▸ **Goal**:
Reproduce all of the data that follows, character for character.

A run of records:

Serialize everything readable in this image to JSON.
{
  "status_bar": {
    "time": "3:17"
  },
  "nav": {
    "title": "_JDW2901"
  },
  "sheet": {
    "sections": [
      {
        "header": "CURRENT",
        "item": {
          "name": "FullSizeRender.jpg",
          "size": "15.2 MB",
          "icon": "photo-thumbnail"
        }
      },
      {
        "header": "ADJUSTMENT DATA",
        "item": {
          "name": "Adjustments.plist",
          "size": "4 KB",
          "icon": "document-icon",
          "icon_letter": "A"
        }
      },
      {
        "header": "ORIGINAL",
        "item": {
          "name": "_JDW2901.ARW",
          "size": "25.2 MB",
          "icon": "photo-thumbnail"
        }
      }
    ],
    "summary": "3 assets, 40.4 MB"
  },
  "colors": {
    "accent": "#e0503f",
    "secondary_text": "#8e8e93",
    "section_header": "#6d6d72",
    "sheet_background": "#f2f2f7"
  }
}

▸ **Result of this task**:
Serialize everything readable in this image to JSON.
{
  "status_bar": {
    "time": "3:17"
  },
  "nav": {
    "title": "_JDW2901"
  },
  "sheet": {
    "sections": [
      {
        "header": "CURRENT",
        "item": {
          "name": "FullSizeRender.jpg",
          "size": "15.2 MB",
          "icon": "photo-thumbnail"
        }
      },
      {
        "header": "ADJUSTMENT DATA",
        "item": {
          "name": "Adjustments.plist",
          "size": "4 KB",
          "icon": "document-icon",
          "icon_letter": "A"
        }
      },
      {
        "header": "ORIGINAL",
        "item": {
          "name": "_JDW2901.ARW",
          "size": "25.2 MB",
          "icon": "photo-thumbnail"
        }
      }
    ],
    "summary": "3 assets, 40.4 MB"
  },
  "colors": {
    "accent": "#e0503f",
    "secondary_text": "#8e8e93",
    "section_header": "#6d6d72",
    "sheet_background": "#f2f2f7"
  }
}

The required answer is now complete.